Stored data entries
------------

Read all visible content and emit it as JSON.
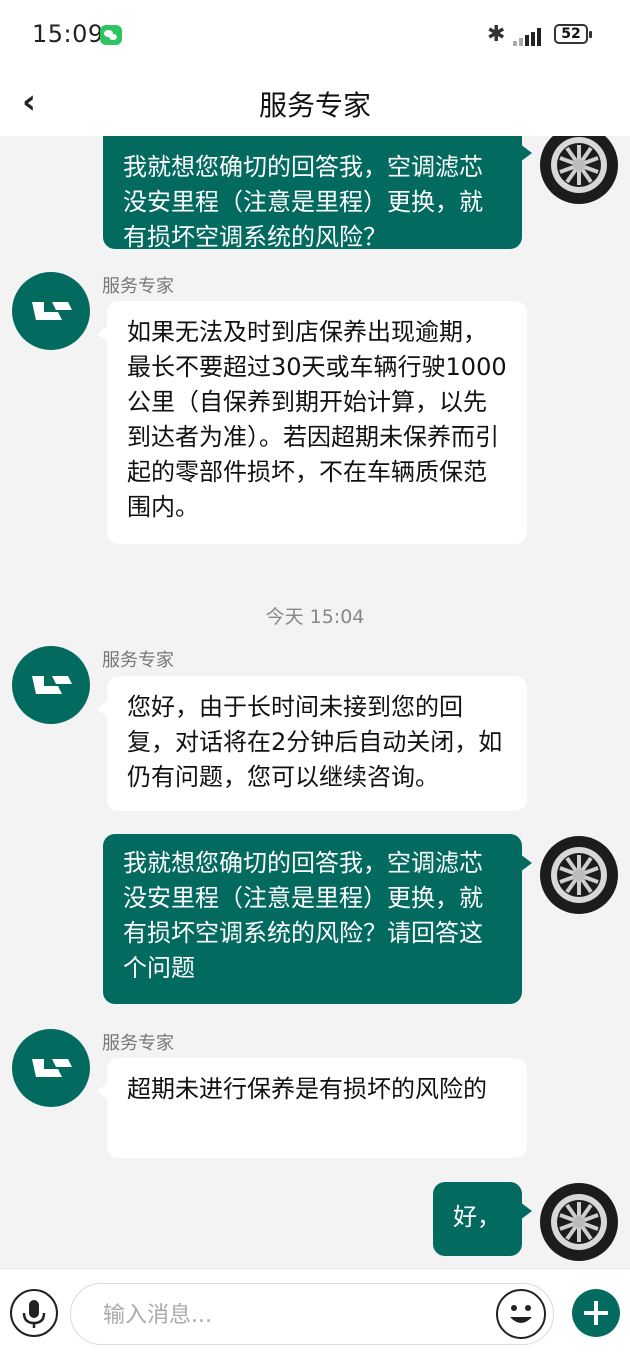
{
  "status_bar": {
    "time": "15:09",
    "battery": "52"
  },
  "header": {
    "back_icon": "‹",
    "title": "服务专家"
  },
  "colors": {
    "accent": "#036a60",
    "agent_bubble": "#ffffff",
    "background": "#f3f3f3"
  },
  "messages": [
    {
      "from": "user",
      "text": "我就想您确切的回答我，空调滤芯没安里程（注意是里程）更换，就有损坏空调系统的风险？"
    },
    {
      "from": "agent",
      "sender": "服务专家",
      "text": "如果无法及时到店保养出现逾期，最长不要超过30天或车辆行驶1000公里（自保养到期开始计算，以先到达者为准）。若因超期未保养而引起的零部件损坏，不在车辆质保范围内。"
    },
    {
      "from": "system",
      "text": "今天 15:04"
    },
    {
      "from": "agent",
      "sender": "服务专家",
      "text": "您好，由于长时间未接到您的回复，对话将在2分钟后自动关闭，如仍有问题，您可以继续咨询。"
    },
    {
      "from": "user",
      "text": "我就想您确切的回答我，空调滤芯没安里程（注意是里程）更换，就有损坏空调系统的风险？请回答这个问题"
    },
    {
      "from": "agent",
      "sender": "服务专家",
      "text": "超期未进行保养是有损坏的风险的"
    },
    {
      "from": "user",
      "text": "好，"
    }
  ],
  "input_bar": {
    "placeholder": "输入消息...",
    "icons": [
      "microphone-icon",
      "emoji-icon",
      "plus-icon"
    ]
  }
}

------------

=== Directive ===
Reply with one number only, the count of lines above that hold the string "我就想您确切的回答我".

=== Response ===
2